_Prompt_: Copy out each line of the items below that contains the string "depth".

_Input material_:
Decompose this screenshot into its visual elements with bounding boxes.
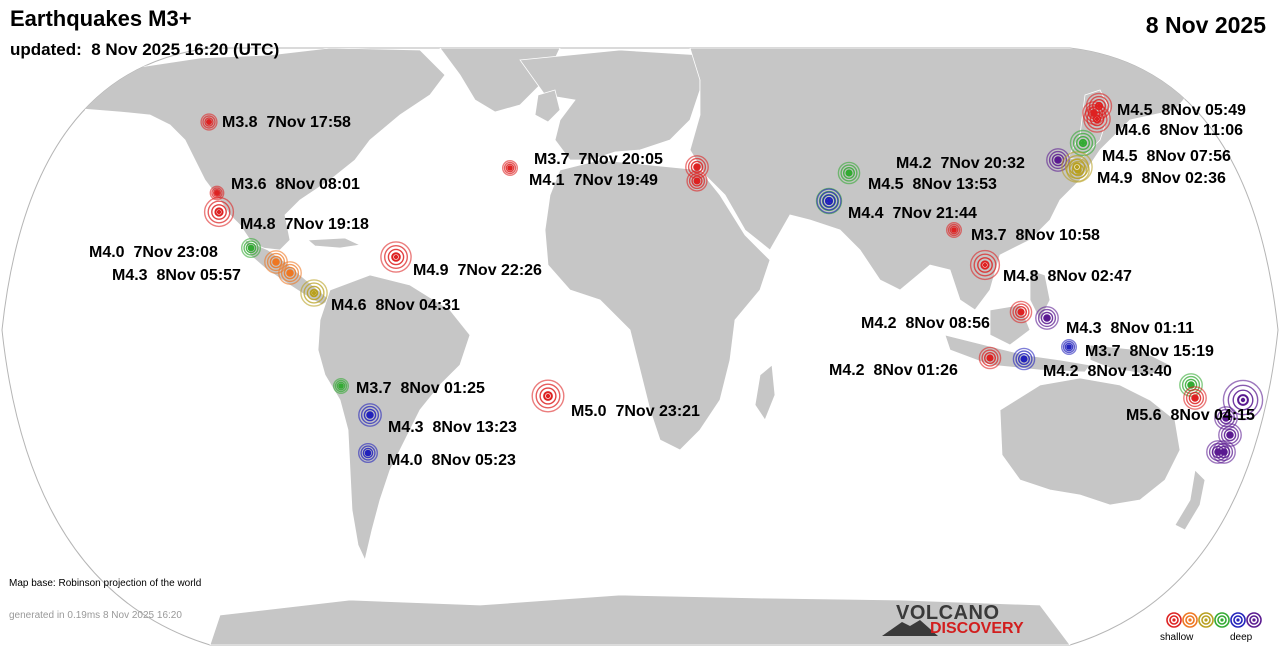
quake-marker[interactable] — [358, 443, 379, 464]
legend-shallow-label: shallow — [1160, 632, 1194, 643]
quake-marker-extra[interactable] — [1046, 148, 1070, 172]
quake-label[interactable]: M5.0 7Nov 23:21 — [571, 403, 700, 420]
quake-label[interactable]: M4.8 8Nov 02:47 — [1003, 268, 1132, 285]
quake-marker[interactable] — [531, 379, 565, 413]
quake-marker-extra[interactable] — [1206, 440, 1230, 464]
land-africa — [544, 159, 771, 451]
land-british-isles — [534, 89, 561, 123]
volcano-discovery-logo[interactable]: VOLCANO DISCOVERY — [880, 602, 1040, 642]
map-base-note: Map base: Robinson projection of the wor… — [9, 578, 202, 589]
quake-label[interactable]: M4.4 7Nov 21:44 — [848, 205, 977, 222]
land-madagascar — [754, 364, 776, 421]
quake-label[interactable]: M3.6 8Nov 08:01 — [231, 176, 360, 193]
updated-timestamp: updated: 8 Nov 2025 16:20 (UTC) — [10, 40, 280, 59]
legend-depth-swatch — [1246, 612, 1262, 628]
quake-marker-extra[interactable] — [1179, 373, 1203, 397]
quake-label[interactable]: M4.3 8Nov 01:11 — [1066, 320, 1195, 337]
quake-marker[interactable] — [816, 188, 842, 214]
quake-marker[interactable] — [978, 346, 1002, 370]
land-asia — [689, 48, 1201, 311]
quake-label[interactable]: M3.7 8Nov 15:19 — [1085, 343, 1214, 360]
legend-depth-swatch — [1230, 612, 1246, 628]
volcano-icon — [882, 620, 938, 636]
quake-marker[interactable] — [1060, 339, 1077, 356]
page-title: Earthquakes M3+ — [10, 6, 192, 31]
quake-marker[interactable] — [240, 237, 261, 258]
quake-marker[interactable] — [203, 196, 235, 228]
legend-depth-swatch — [1182, 612, 1198, 628]
legend-depth-swatch — [1214, 612, 1230, 628]
quake-label[interactable]: M3.7 7Nov 20:05 — [534, 151, 663, 168]
land-antarctica — [209, 594, 1071, 645]
quake-marker[interactable] — [380, 241, 412, 273]
quake-label[interactable]: M4.2 8Nov 13:40 — [1043, 363, 1172, 380]
quake-marker[interactable] — [1009, 300, 1033, 324]
quake-label[interactable]: M4.3 8Nov 05:57 — [112, 267, 241, 284]
quake-marker[interactable] — [1035, 306, 1059, 330]
quake-marker[interactable] — [502, 159, 519, 176]
generated-note: generated in 0.19ms 8 Nov 2025 16:20 — [9, 610, 182, 621]
quake-marker[interactable] — [1083, 105, 1111, 133]
land-north-america — [59, 48, 446, 251]
quake-label[interactable]: M4.0 8Nov 05:23 — [387, 452, 516, 469]
land-new-guinea — [1089, 344, 1171, 376]
land-cuba — [306, 237, 362, 249]
quake-label[interactable]: M4.3 8Nov 13:23 — [388, 419, 517, 436]
quake-label[interactable]: M4.6 8Nov 04:31 — [331, 297, 460, 314]
quake-label[interactable]: M3.7 8Nov 10:58 — [971, 227, 1100, 244]
quake-label[interactable]: M4.6 8Nov 11:06 — [1115, 122, 1244, 139]
land-south-america — [317, 274, 471, 562]
quake-label[interactable]: M4.0 7Nov 23:08 — [89, 244, 218, 261]
quake-label[interactable]: M4.9 7Nov 22:26 — [413, 262, 542, 279]
logo-text-volcano: VOLCANO — [896, 602, 1000, 624]
quake-marker[interactable] — [333, 378, 350, 395]
quake-marker[interactable] — [946, 221, 963, 238]
legend-depth-swatch — [1198, 612, 1214, 628]
quake-marker[interactable] — [969, 249, 1001, 281]
quake-marker[interactable] — [278, 261, 302, 285]
quake-label[interactable]: M4.9 8Nov 02:36 — [1097, 170, 1226, 187]
quake-marker[interactable] — [1222, 379, 1264, 421]
quake-marker[interactable] — [1061, 151, 1093, 183]
land-australia — [999, 377, 1181, 506]
legend-depth-swatch — [1166, 612, 1182, 628]
legend-deep-label: deep — [1230, 632, 1253, 643]
logo-text-discovery: DISCOVERY — [930, 620, 1024, 637]
quake-label[interactable]: M3.8 7Nov 17:58 — [222, 114, 351, 131]
land-new-zealand — [1174, 469, 1206, 531]
quake-label[interactable]: M4.2 7Nov 20:32 — [896, 155, 1025, 172]
quake-label[interactable]: M4.1 7Nov 19:49 — [529, 172, 658, 189]
quake-label[interactable]: M4.5 8Nov 07:56 — [1102, 148, 1231, 165]
quake-marker[interactable] — [200, 113, 218, 131]
quake-marker-extra[interactable] — [1183, 386, 1207, 410]
quake-label[interactable]: M3.7 8Nov 01:25 — [356, 380, 485, 397]
quake-label[interactable]: M4.8 7Nov 19:18 — [240, 216, 369, 233]
quake-marker[interactable] — [686, 170, 708, 192]
quake-label[interactable]: M4.5 8Nov 13:53 — [868, 176, 997, 193]
quake-marker[interactable] — [358, 403, 382, 427]
quake-marker-extra[interactable] — [264, 250, 288, 274]
map-date: 8 Nov 2025 — [1145, 12, 1266, 38]
quake-label[interactable]: M4.2 8Nov 08:56 — [861, 315, 990, 332]
quake-label[interactable]: M4.2 8Nov 01:26 — [829, 362, 958, 379]
quake-marker[interactable] — [300, 279, 328, 307]
quake-label[interactable]: M5.6 8Nov 04:15 — [1126, 407, 1255, 424]
quake-marker[interactable] — [1012, 347, 1036, 371]
quake-marker[interactable] — [837, 161, 861, 185]
quake-marker-extra[interactable] — [1214, 406, 1238, 430]
quake-label[interactable]: M4.5 8Nov 05:49 — [1117, 102, 1246, 119]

_Reply_:
legend-depth-swatch — [1246, 612, 1262, 628]
legend-depth-swatch — [1230, 612, 1246, 628]
legend-depth-swatch — [1182, 612, 1198, 628]
legend-depth-swatch — [1214, 612, 1230, 628]
legend-depth-swatch — [1198, 612, 1214, 628]
legend-depth-swatch — [1166, 612, 1182, 628]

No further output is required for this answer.